§ Written problem
Find all the lines with "host" and gather them.
------------------------------
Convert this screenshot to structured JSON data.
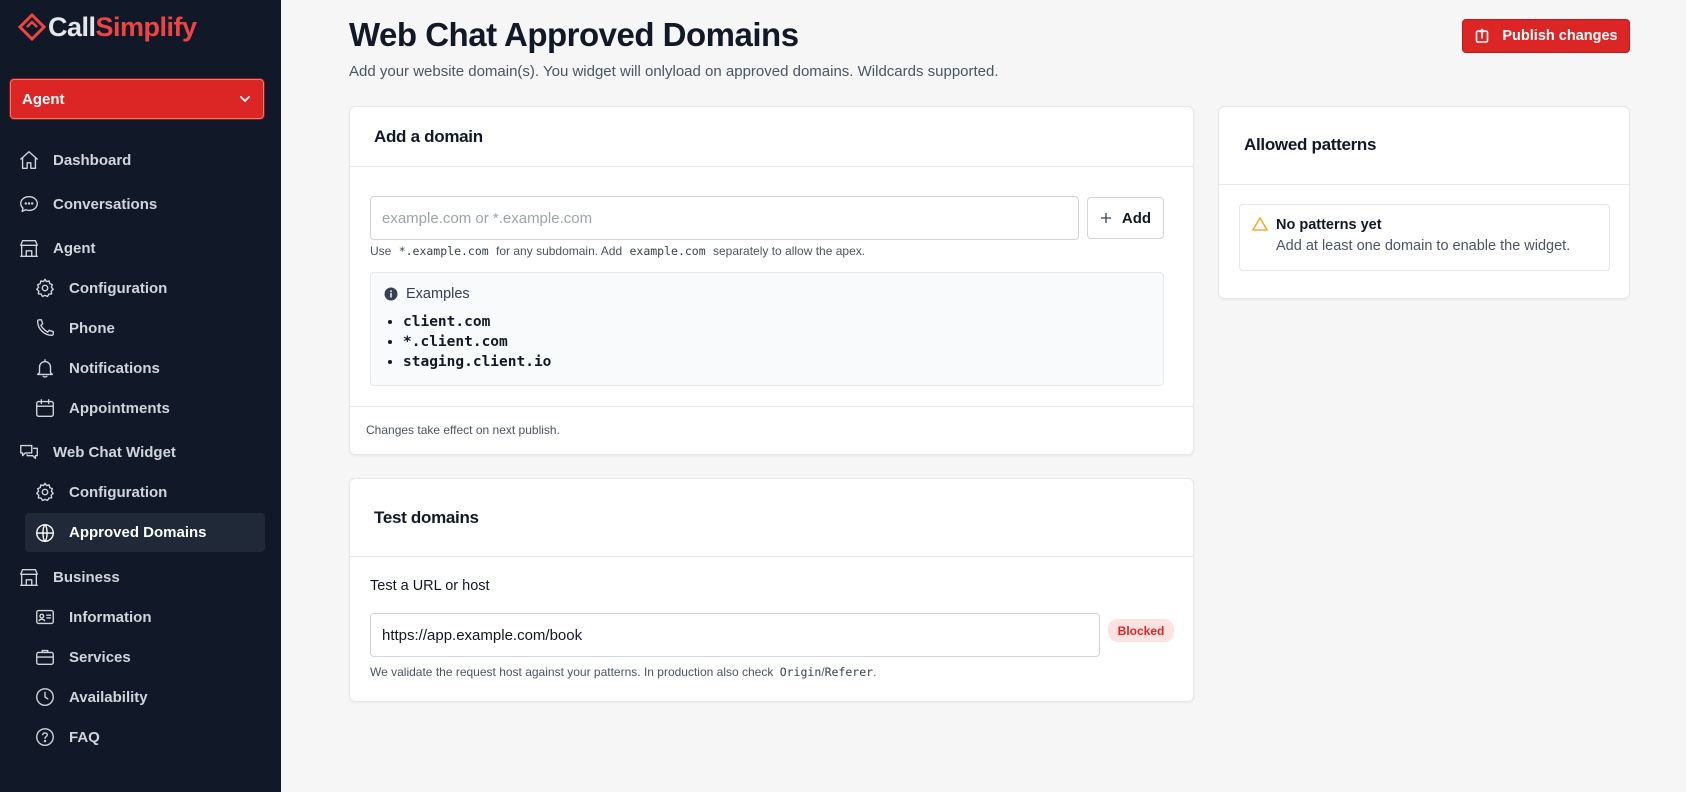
{
  "brand": {
    "part1": "Call",
    "part2": "Simplify",
    "accent": "#ef4444"
  },
  "agent_select": {
    "value": "Agent"
  },
  "sidebar": {
    "dashboard": "Dashboard",
    "conversations": "Conversations",
    "agent": "Agent",
    "agent_configuration": "Configuration",
    "phone": "Phone",
    "notifications": "Notifications",
    "appointments": "Appointments",
    "web_chat_widget": "Web Chat Widget",
    "widget_configuration": "Configuration",
    "approved_domains": "Approved Domains",
    "business": "Business",
    "information": "Information",
    "services": "Services",
    "availability": "Availability",
    "faq": "FAQ"
  },
  "header": {
    "title": "Web Chat Approved Domains",
    "subtitle": "Add your website domain(s). You widget will onlyload on approved domains. Wildcards supported.",
    "publish_label": "Publish changes"
  },
  "add_domain": {
    "title": "Add a domain",
    "placeholder": "example.com or *.example.com",
    "add_label": "Add",
    "hint_use": "Use",
    "hint_code1": "*.example.com",
    "hint_mid": "for any subdomain. Add",
    "hint_code2": "example.com",
    "hint_end": "separately to allow the apex.",
    "examples_title": "Examples",
    "examples": [
      "client.com",
      "*.client.com",
      "staging.client.io"
    ],
    "footer": "Changes take effect on next publish."
  },
  "allowed": {
    "title": "Allowed patterns",
    "empty_title": "No patterns yet",
    "empty_desc": "Add at least one domain to enable the widget."
  },
  "test": {
    "title": "Test domains",
    "label": "Test a URL or host",
    "value": "https://app.example.com/book",
    "status": "Blocked",
    "note_pre": "We validate the request host against your patterns. In production also check",
    "note_code1": "Origin",
    "note_slash": "/",
    "note_code2": "Referer",
    "note_end": "."
  }
}
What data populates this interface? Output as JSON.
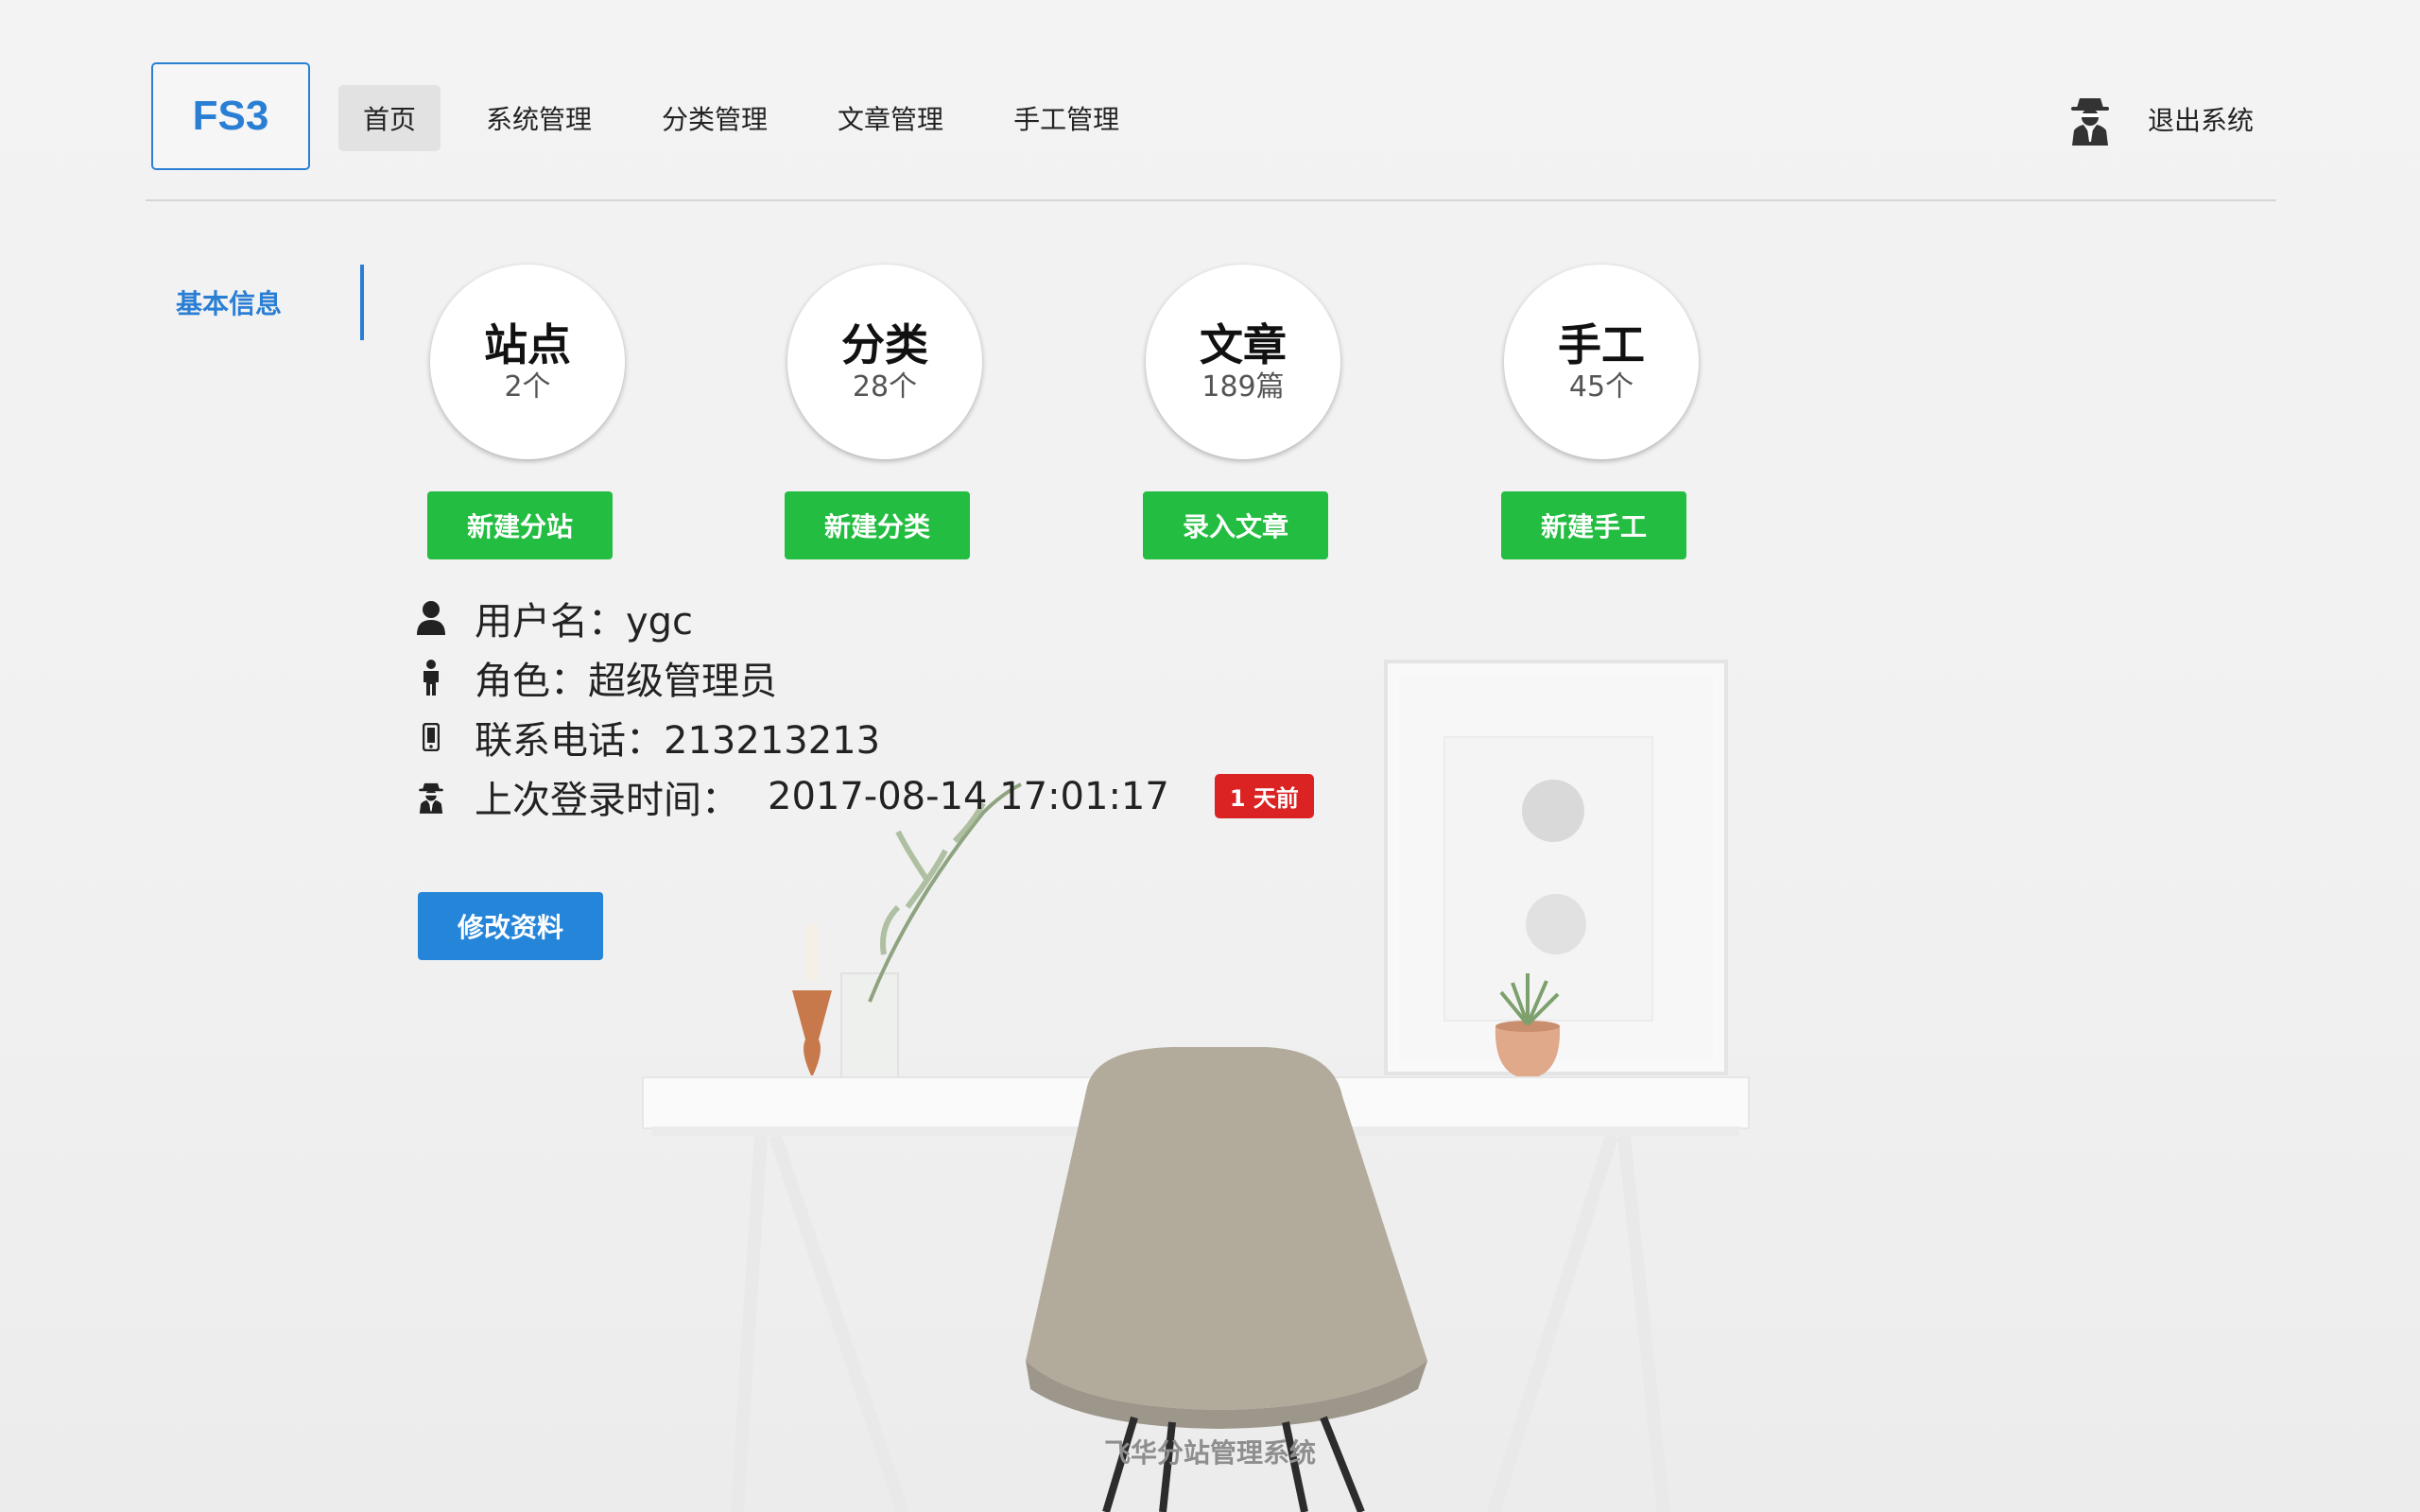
{
  "header": {
    "logo": "FS3",
    "nav": [
      {
        "label": "首页",
        "active": true
      },
      {
        "label": "系统管理",
        "active": false
      },
      {
        "label": "分类管理",
        "active": false
      },
      {
        "label": "文章管理",
        "active": false
      },
      {
        "label": "手工管理",
        "active": false
      }
    ],
    "logout_label": "退出系统",
    "logout_icon": "user-secret-icon"
  },
  "sidebar": {
    "items": [
      {
        "label": "基本信息",
        "active": true
      }
    ]
  },
  "stats": [
    {
      "title": "站点",
      "count": "2个",
      "button": "新建分站"
    },
    {
      "title": "分类",
      "count": "28个",
      "button": "新建分类"
    },
    {
      "title": "文章",
      "count": "189篇",
      "button": "录入文章"
    },
    {
      "title": "手工",
      "count": "45个",
      "button": "新建手工"
    }
  ],
  "user": {
    "username": "用户名：ygc",
    "role": "角色：超级管理员",
    "phone": "联系电话：213213213",
    "last_login_label": "上次登录时间：",
    "last_login_time": "2017-08-14 17:01:17",
    "last_login_badge": "1 天前"
  },
  "edit_button": "修改资料",
  "footer": {
    "title": "飞华分站管理系统"
  },
  "colors": {
    "accent": "#2a7fd4",
    "success": "#23bd41",
    "danger": "#db2323",
    "primary_button": "#2585d9"
  }
}
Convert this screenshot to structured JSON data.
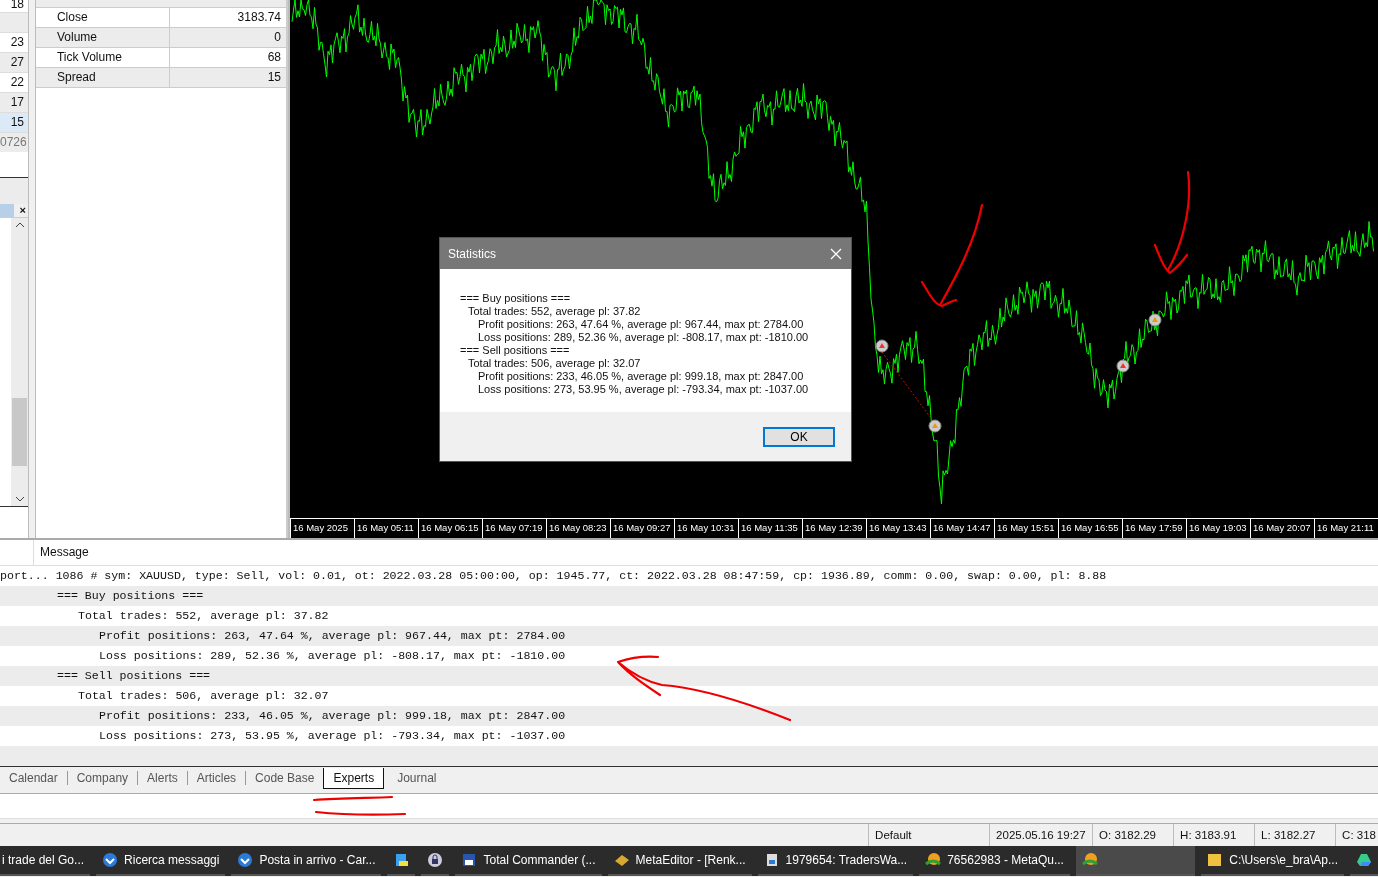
{
  "left_strip": {
    "top_value": "18",
    "close": "×",
    "values": [
      {
        "text": "23",
        "selected": false
      },
      {
        "text": "27",
        "selected": false
      },
      {
        "text": "22",
        "selected": false
      },
      {
        "text": "17",
        "selected": false
      },
      {
        "text": "15",
        "selected": true
      },
      {
        "text": "0726",
        "selected": false
      }
    ]
  },
  "data_window": {
    "rows": [
      {
        "label": "Close",
        "value": "3183.74"
      },
      {
        "label": "Volume",
        "value": "0"
      },
      {
        "label": "Tick Volume",
        "value": "68"
      },
      {
        "label": "Spread",
        "value": "15"
      }
    ]
  },
  "chart": {
    "x_labels": [
      "16 May 2025",
      "16 May 05:11",
      "16 May 06:15",
      "16 May 07:19",
      "16 May 08:23",
      "16 May 09:27",
      "16 May 10:31",
      "16 May 11:35",
      "16 May 12:39",
      "16 May 13:43",
      "16 May 14:47",
      "16 May 15:51",
      "16 May 16:55",
      "16 May 17:59",
      "16 May 19:03",
      "16 May 20:07",
      "16 May 21:11"
    ]
  },
  "dialog": {
    "title": "Statistics",
    "lines": [
      {
        "text": "=== Buy positions ===",
        "children": [
          {
            "text": "Total trades: 552, average pl: 37.82",
            "children": [
              {
                "text": "Profit positions: 263, 47.64 %, average pl: 967.44, max pt: 2784.00"
              },
              {
                "text": "Loss positions: 289, 52.36 %, average pl: -808.17, max pt: -1810.00"
              }
            ]
          }
        ]
      },
      {
        "text": "=== Sell positions ===",
        "children": [
          {
            "text": "Total trades: 506, average pl: 32.07",
            "children": [
              {
                "text": "Profit positions: 233, 46.05 %, average pl: 999.18, max pt: 2847.00"
              },
              {
                "text": "Loss positions: 273, 53.95 %, average pl: -793.34, max pt: -1037.00"
              }
            ]
          }
        ]
      }
    ],
    "button": "OK"
  },
  "log": {
    "header": "Message",
    "rows": [
      {
        "text": "port... 1086 # sym: XAUUSD, type: Sell, vol: 0.01, ot: 2022.03.28 05:00:00, op: 1945.77, ct: 2022.03.28 08:47:59, cp: 1936.89, comm: 0.00, swap: 0.00, pl: 8.88"
      },
      {
        "text": "=== Buy positions ===",
        "children": [
          {
            "text": "Total trades: 552, average pl: 37.82",
            "children": [
              {
                "text": "Profit positions: 263, 47.64 %, average pl: 967.44, max pt: 2784.00"
              },
              {
                "text": "Loss positions: 289, 52.36 %, average pl: -808.17, max pt: -1810.00"
              }
            ]
          }
        ]
      },
      {
        "text": "=== Sell positions ===",
        "children": [
          {
            "text": "Total trades: 506, average pl: 32.07",
            "children": [
              {
                "text": "Profit positions: 233, 46.05 %, average pl: 999.18, max pt: 2847.00"
              },
              {
                "text": "Loss positions: 273, 53.95 %, average pl: -793.34, max pt: -1037.00"
              }
            ]
          }
        ]
      }
    ]
  },
  "tabs": [
    {
      "label": "Calendar",
      "selected": false
    },
    {
      "label": "Company",
      "selected": false
    },
    {
      "label": "Alerts",
      "selected": false
    },
    {
      "label": "Articles",
      "selected": false
    },
    {
      "label": "Code Base",
      "selected": false
    },
    {
      "label": "Experts",
      "selected": true
    },
    {
      "label": "Journal",
      "selected": false
    }
  ],
  "status_bar": [
    "Default",
    "2025.05.16 19:27",
    "O: 3182.29",
    "H: 3183.91",
    "L: 3182.27",
    "C: 318"
  ],
  "taskbar": [
    {
      "label": "i trade del Go...",
      "kind": "none",
      "active": false
    },
    {
      "label": "Ricerca messaggi",
      "kind": "mail",
      "active": false
    },
    {
      "label": "Posta in arrivo - Car...",
      "kind": "mail",
      "active": false
    },
    {
      "kind": "note",
      "active": false
    },
    {
      "kind": "lock",
      "active": false
    },
    {
      "label": "Total Commander (...",
      "kind": "disk",
      "active": false
    },
    {
      "label": "MetaEditor - [Renk...",
      "kind": "editor",
      "active": false
    },
    {
      "label": "1979654: TradersWa...",
      "kind": "report",
      "active": false
    },
    {
      "label": "76562983 - MetaQu...",
      "kind": "terminal",
      "active": false
    },
    {
      "kind": "terminal",
      "active": true
    },
    {
      "label": "C:\\Users\\e_bra\\Ap...",
      "kind": "folder",
      "active": false
    },
    {
      "kind": "drive",
      "active": false
    }
  ]
}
------------------------------
§ Written reply
    "label": "Test a URL or host",
    "note_pre": "We validate the request host against your patterns. In production also check",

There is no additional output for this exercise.